== LISTED ENTRIES ==
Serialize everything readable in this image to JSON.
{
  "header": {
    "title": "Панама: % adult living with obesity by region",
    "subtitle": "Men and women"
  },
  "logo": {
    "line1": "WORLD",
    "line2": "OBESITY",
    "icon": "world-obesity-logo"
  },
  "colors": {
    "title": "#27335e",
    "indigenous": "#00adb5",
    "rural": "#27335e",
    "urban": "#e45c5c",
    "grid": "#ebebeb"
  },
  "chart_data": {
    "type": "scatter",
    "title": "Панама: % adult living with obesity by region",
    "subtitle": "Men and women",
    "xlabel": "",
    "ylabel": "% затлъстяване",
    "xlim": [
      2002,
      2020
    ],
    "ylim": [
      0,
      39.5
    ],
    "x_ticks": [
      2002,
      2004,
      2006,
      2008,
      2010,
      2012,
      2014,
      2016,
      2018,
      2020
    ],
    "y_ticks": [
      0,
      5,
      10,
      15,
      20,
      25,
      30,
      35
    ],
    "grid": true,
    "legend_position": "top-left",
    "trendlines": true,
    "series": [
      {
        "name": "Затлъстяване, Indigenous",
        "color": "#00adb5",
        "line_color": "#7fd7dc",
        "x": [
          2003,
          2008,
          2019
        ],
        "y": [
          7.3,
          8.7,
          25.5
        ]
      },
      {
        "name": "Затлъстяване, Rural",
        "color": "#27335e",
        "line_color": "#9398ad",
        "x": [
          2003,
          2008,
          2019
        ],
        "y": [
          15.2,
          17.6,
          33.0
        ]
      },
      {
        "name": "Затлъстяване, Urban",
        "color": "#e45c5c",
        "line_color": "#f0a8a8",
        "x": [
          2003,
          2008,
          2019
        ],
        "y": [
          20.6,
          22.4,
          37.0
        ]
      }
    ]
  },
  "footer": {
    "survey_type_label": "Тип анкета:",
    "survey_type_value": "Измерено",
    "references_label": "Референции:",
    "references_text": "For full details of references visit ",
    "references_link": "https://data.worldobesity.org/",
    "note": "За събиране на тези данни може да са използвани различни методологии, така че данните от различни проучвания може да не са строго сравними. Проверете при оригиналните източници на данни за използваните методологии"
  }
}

== YOUR INSTRUCTIONS ==
Select every line of the records holding the string "women".

== FINISHED EXERCISE ==
    "subtitle": "Men and women"
    "subtitle": "Men and women",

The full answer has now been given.